=== Exercise material ===

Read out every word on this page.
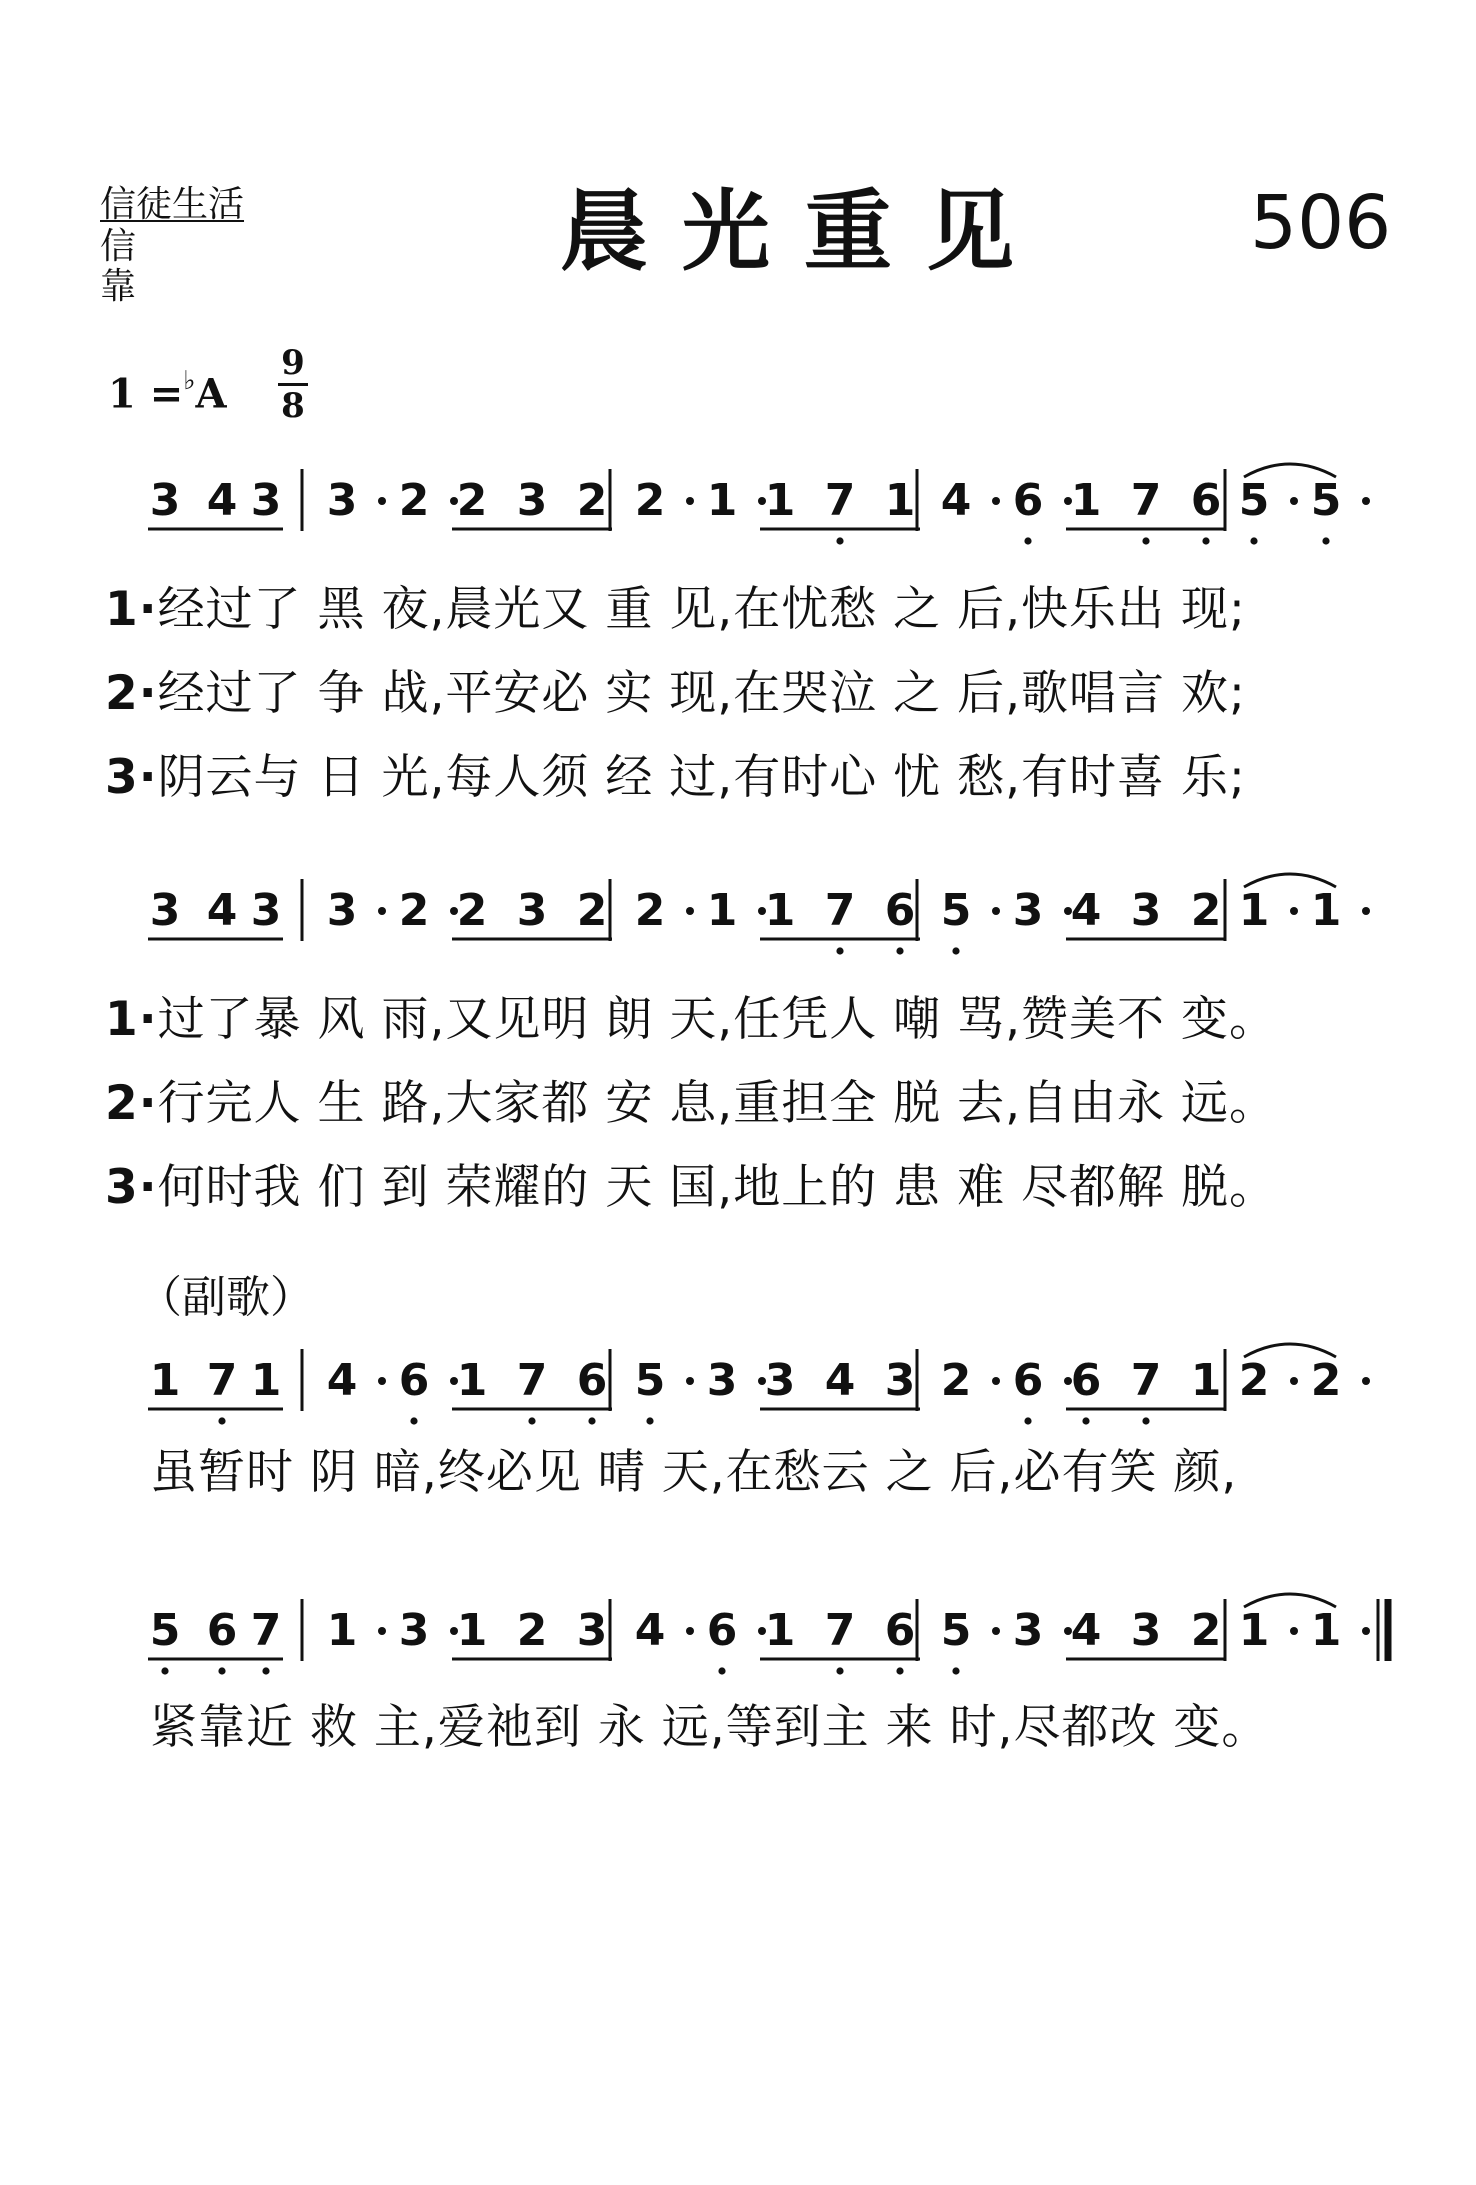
信徒生活
信靠
晨光重见	506
1 =♭A
9
8
（副歌）
3 4 3 3 2 2 3 2 2 1 1 7 1 4 6 1 7 6 5 5
3 4 3 3 2 2 3 2 2 1 1 7 6 5 3 4 3 2 1 1
1 7 1 4 6 1 7 6 5 3 3 4 3 2 6 6 7 1 2 2
5 6 7 1 3 1 2 3 4 6 1 7 6 5 3 4 3 2 1 1
1·经过了 黑 夜,晨光又 重 见,在忧愁 之 后,快乐出 现;
2·经过了 争 战,平安必 实 现,在哭泣 之 后,歌唱言 欢;
3·阴云与 日 光,每人须 经 过,有时心 忧 愁,有时喜 乐;
1·过了暴 风 雨,又见明 朗 天,任凭人 嘲 骂,赞美不 变。
2·行完人 生 路,大家都 安 息,重担全 脱 去,自由永 远。
3·何时我 们 到 荣耀的 天 国,地上的 患 难 尽都解 脱。
虽暂时 阴 暗,终必见 晴 天,在愁云 之 后,必有笑 颜,
紧靠近 救 主,爱祂到 永 远,等到主 来 时,尽都改 变。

===

Your goal
Repeat the material above verbatim, with no pictures in the output.

Expected answer
Read out every word on this page.
信徒生活
信靠
晨光重见	506
1 =♭A
9
8
（副歌）
3 4 3 3 2 2 3 2 2 1 1 7 1 4 6 1 7 6 5 5
3 4 3 3 2 2 3 2 2 1 1 7 6 5 3 4 3 2 1 1
1 7 1 4 6 1 7 6 5 3 3 4 3 2 6 6 7 1 2 2
5 6 7 1 3 1 2 3 4 6 1 7 6 5 3 4 3 2 1 1
1·经过了 黑 夜,晨光又 重 见,在忧愁 之 后,快乐出 现;
2·经过了 争 战,平安必 实 现,在哭泣 之 后,歌唱言 欢;
3·阴云与 日 光,每人须 经 过,有时心 忧 愁,有时喜 乐;
1·过了暴 风 雨,又见明 朗 天,任凭人 嘲 骂,赞美不 变。
2·行完人 生 路,大家都 安 息,重担全 脱 去,自由永 远。
3·何时我 们 到 荣耀的 天 国,地上的 患 难 尽都解 脱。
虽暂时 阴 暗,终必见 晴 天,在愁云 之 后,必有笑 颜,
紧靠近 救 主,爱祂到 永 远,等到主 来 时,尽都改 变。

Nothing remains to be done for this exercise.